= SET EXERCISE =
Collect each line holding the string "image".

= THE RECORDS =
----

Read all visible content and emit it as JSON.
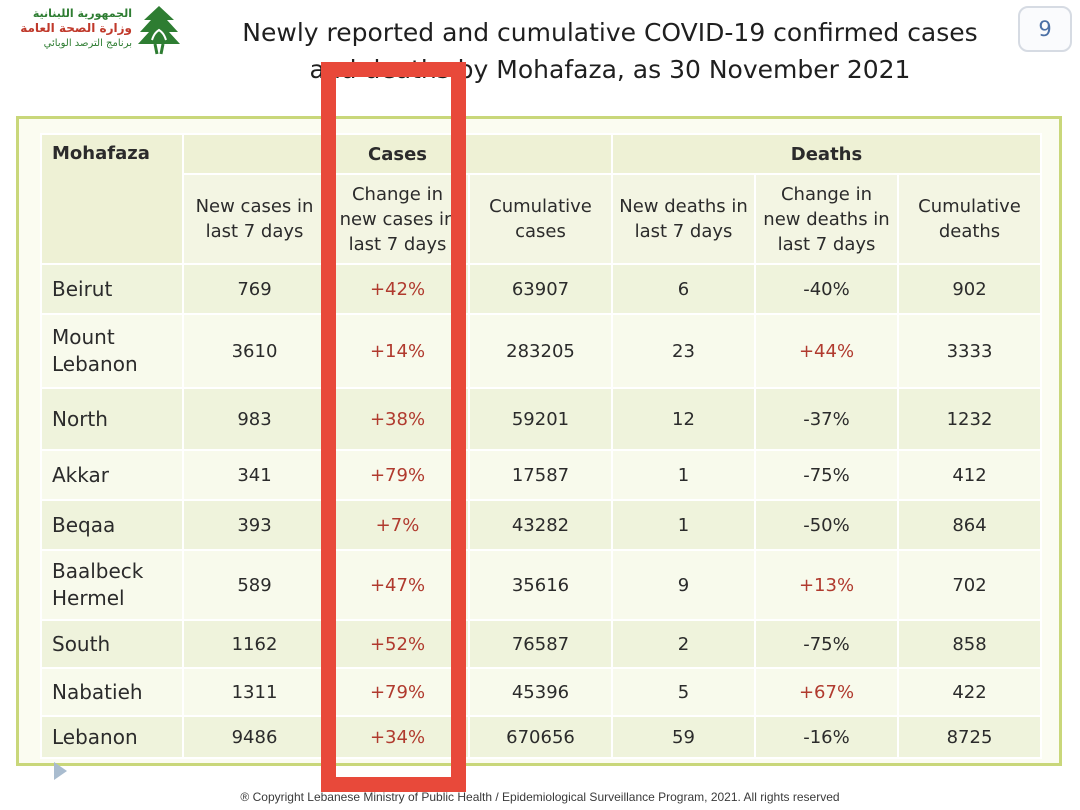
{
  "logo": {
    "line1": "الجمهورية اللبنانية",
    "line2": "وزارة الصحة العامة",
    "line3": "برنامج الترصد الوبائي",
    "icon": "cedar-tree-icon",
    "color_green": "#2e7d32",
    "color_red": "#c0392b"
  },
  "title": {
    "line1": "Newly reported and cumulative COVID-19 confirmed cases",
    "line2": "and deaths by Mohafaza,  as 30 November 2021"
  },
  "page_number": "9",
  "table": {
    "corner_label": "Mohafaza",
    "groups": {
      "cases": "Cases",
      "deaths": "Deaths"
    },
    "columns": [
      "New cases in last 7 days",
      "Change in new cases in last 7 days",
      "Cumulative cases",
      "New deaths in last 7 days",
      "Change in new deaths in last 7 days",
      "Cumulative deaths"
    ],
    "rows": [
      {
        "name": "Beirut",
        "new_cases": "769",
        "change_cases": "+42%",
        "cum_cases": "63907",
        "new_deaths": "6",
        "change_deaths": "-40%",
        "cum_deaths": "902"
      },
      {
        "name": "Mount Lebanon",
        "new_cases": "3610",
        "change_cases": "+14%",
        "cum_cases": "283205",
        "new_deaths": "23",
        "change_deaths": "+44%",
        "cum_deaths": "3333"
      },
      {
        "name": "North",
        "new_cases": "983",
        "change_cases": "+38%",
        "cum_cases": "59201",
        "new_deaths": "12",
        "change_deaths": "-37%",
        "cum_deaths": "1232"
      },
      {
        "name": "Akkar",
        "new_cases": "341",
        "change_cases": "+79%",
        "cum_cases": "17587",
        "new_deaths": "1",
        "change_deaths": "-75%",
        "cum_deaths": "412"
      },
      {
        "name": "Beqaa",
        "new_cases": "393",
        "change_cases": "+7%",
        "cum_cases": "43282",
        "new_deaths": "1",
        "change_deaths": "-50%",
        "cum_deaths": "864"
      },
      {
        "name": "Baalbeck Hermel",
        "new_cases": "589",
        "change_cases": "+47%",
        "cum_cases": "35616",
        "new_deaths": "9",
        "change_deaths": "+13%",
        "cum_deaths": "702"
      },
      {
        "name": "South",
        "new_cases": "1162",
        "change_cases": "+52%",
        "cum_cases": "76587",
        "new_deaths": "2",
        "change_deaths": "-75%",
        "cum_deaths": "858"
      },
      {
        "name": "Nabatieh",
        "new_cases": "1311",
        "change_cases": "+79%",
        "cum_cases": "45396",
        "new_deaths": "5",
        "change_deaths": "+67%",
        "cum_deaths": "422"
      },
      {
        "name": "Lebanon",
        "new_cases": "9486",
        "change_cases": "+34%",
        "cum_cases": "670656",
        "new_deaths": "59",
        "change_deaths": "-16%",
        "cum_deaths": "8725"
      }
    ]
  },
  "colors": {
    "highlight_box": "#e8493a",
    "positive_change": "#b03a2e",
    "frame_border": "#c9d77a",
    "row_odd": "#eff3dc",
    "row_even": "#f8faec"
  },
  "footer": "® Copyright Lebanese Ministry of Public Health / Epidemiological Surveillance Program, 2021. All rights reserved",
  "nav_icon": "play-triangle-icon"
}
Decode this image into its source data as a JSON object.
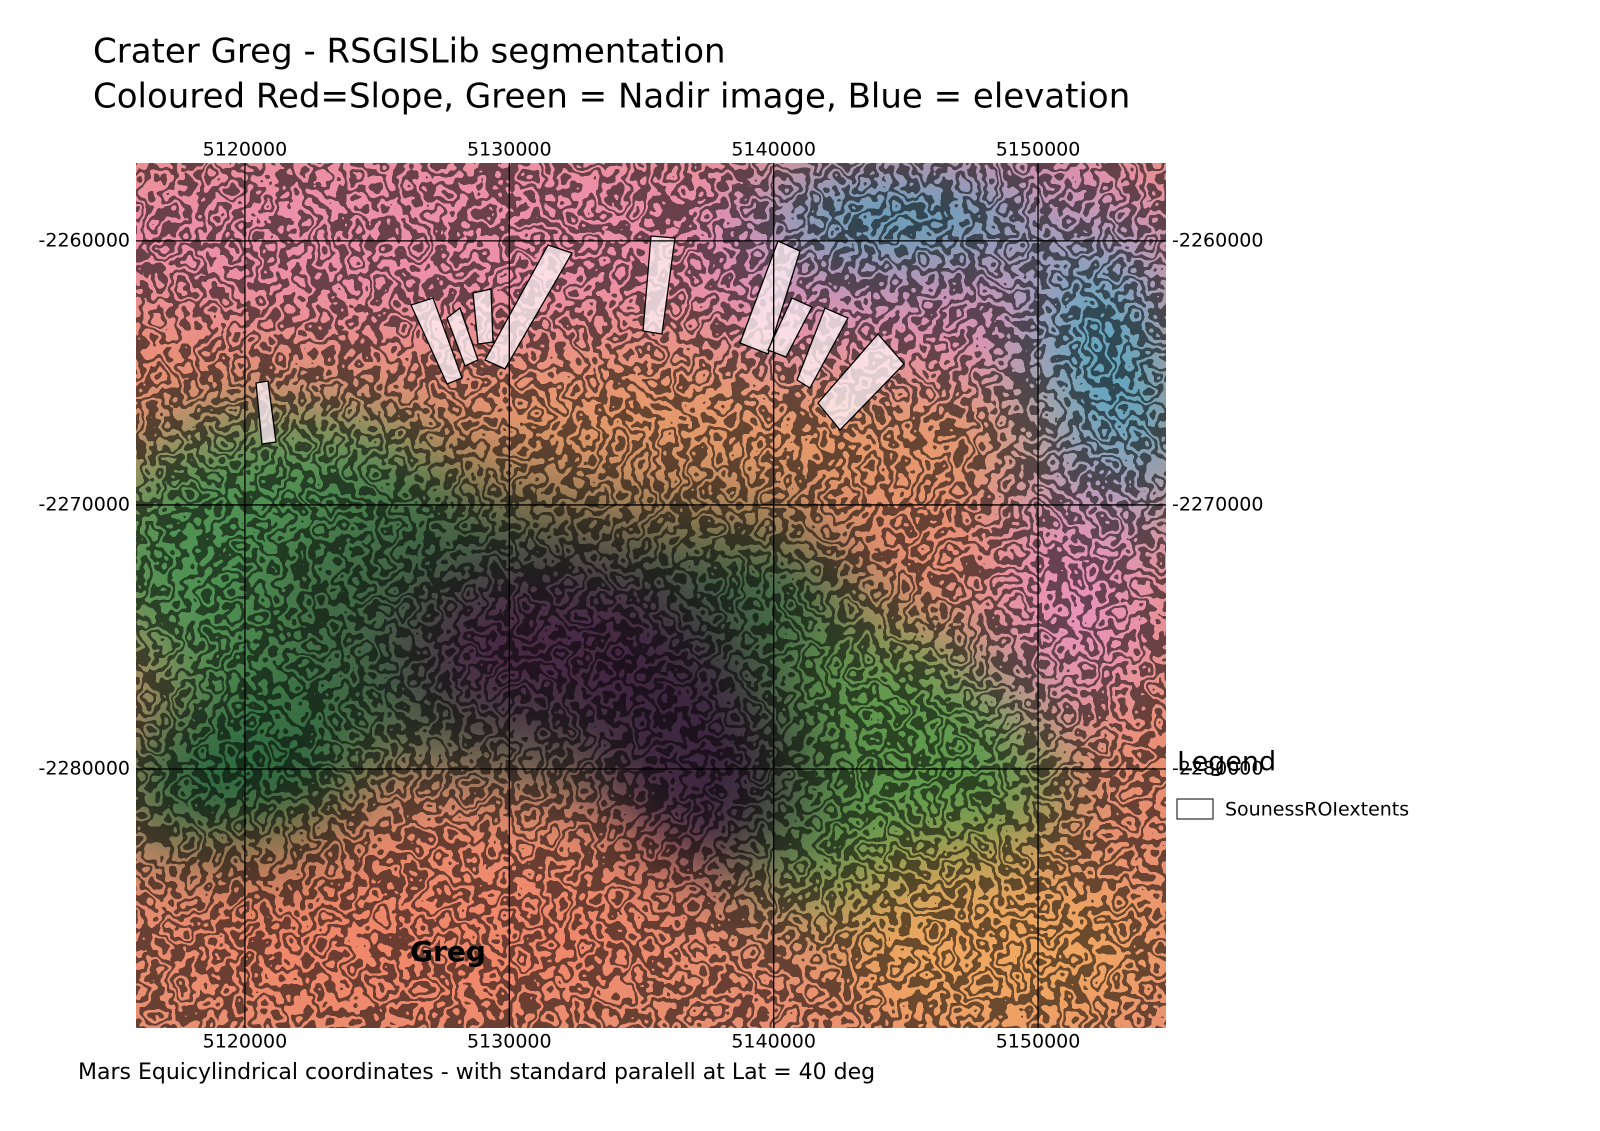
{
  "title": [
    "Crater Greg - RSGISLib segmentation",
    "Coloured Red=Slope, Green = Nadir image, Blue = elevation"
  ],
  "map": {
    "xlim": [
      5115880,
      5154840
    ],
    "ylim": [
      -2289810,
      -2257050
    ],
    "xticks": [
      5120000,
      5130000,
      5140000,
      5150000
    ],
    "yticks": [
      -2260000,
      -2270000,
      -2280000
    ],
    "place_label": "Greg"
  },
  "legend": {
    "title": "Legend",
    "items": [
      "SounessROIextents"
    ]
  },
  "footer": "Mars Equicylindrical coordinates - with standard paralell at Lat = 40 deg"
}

----

= FINISHED ANSWER =
Decode this image into its source data as a JSON object.
    "Coloured Red=Slope, Green = Nadir image, Blue = elevation"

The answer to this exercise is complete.